Dataset rows about figures
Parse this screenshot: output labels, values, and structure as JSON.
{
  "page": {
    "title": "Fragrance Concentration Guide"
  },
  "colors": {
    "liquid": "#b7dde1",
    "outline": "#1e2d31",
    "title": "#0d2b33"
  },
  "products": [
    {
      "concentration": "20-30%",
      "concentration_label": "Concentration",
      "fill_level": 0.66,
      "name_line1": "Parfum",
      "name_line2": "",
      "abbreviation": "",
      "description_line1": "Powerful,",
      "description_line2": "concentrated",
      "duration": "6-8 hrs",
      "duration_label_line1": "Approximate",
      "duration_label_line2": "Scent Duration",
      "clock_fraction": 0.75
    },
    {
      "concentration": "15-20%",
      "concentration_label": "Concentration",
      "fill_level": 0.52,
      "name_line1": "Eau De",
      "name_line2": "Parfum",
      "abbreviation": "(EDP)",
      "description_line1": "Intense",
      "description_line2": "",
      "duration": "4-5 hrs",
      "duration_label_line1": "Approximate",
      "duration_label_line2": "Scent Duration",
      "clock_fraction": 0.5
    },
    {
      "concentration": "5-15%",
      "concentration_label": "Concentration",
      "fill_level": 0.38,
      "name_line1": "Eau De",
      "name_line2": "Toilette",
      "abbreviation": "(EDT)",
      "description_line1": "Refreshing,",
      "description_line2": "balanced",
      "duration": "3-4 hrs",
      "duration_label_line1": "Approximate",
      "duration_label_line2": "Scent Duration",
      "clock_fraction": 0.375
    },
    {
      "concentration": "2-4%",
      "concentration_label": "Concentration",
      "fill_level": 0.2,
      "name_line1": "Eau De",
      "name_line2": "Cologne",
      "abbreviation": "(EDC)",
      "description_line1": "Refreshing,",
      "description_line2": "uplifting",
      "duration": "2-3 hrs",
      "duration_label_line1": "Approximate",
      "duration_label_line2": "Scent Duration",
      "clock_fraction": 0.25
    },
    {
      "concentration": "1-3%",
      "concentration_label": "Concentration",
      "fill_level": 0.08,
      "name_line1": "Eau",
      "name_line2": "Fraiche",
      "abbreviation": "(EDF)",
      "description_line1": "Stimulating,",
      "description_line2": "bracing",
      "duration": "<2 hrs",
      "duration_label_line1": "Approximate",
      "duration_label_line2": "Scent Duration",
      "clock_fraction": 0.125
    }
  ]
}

WHAT THE TASK ASKS >>
Reproduce all of the data exactly as given.

FULL SOLUTION >>
Parse this screenshot: output labels, values, and structure as JSON.
{
  "page": {
    "title": "Fragrance Concentration Guide"
  },
  "colors": {
    "liquid": "#b7dde1",
    "outline": "#1e2d31",
    "title": "#0d2b33"
  },
  "products": [
    {
      "concentration": "20-30%",
      "concentration_label": "Concentration",
      "fill_level": 0.66,
      "name_line1": "Parfum",
      "name_line2": "",
      "abbreviation": "",
      "description_line1": "Powerful,",
      "description_line2": "concentrated",
      "duration": "6-8 hrs",
      "duration_label_line1": "Approximate",
      "duration_label_line2": "Scent Duration",
      "clock_fraction": 0.75
    },
    {
      "concentration": "15-20%",
      "concentration_label": "Concentration",
      "fill_level": 0.52,
      "name_line1": "Eau De",
      "name_line2": "Parfum",
      "abbreviation": "(EDP)",
      "description_line1": "Intense",
      "description_line2": "",
      "duration": "4-5 hrs",
      "duration_label_line1": "Approximate",
      "duration_label_line2": "Scent Duration",
      "clock_fraction": 0.5
    },
    {
      "concentration": "5-15%",
      "concentration_label": "Concentration",
      "fill_level": 0.38,
      "name_line1": "Eau De",
      "name_line2": "Toilette",
      "abbreviation": "(EDT)",
      "description_line1": "Refreshing,",
      "description_line2": "balanced",
      "duration": "3-4 hrs",
      "duration_label_line1": "Approximate",
      "duration_label_line2": "Scent Duration",
      "clock_fraction": 0.375
    },
    {
      "concentration": "2-4%",
      "concentration_label": "Concentration",
      "fill_level": 0.2,
      "name_line1": "Eau De",
      "name_line2": "Cologne",
      "abbreviation": "(EDC)",
      "description_line1": "Refreshing,",
      "description_line2": "uplifting",
      "duration": "2-3 hrs",
      "duration_label_line1": "Approximate",
      "duration_label_line2": "Scent Duration",
      "clock_fraction": 0.25
    },
    {
      "concentration": "1-3%",
      "concentration_label": "Concentration",
      "fill_level": 0.08,
      "name_line1": "Eau",
      "name_line2": "Fraiche",
      "abbreviation": "(EDF)",
      "description_line1": "Stimulating,",
      "description_line2": "bracing",
      "duration": "<2 hrs",
      "duration_label_line1": "Approximate",
      "duration_label_line2": "Scent Duration",
      "clock_fraction": 0.125
    }
  ]
}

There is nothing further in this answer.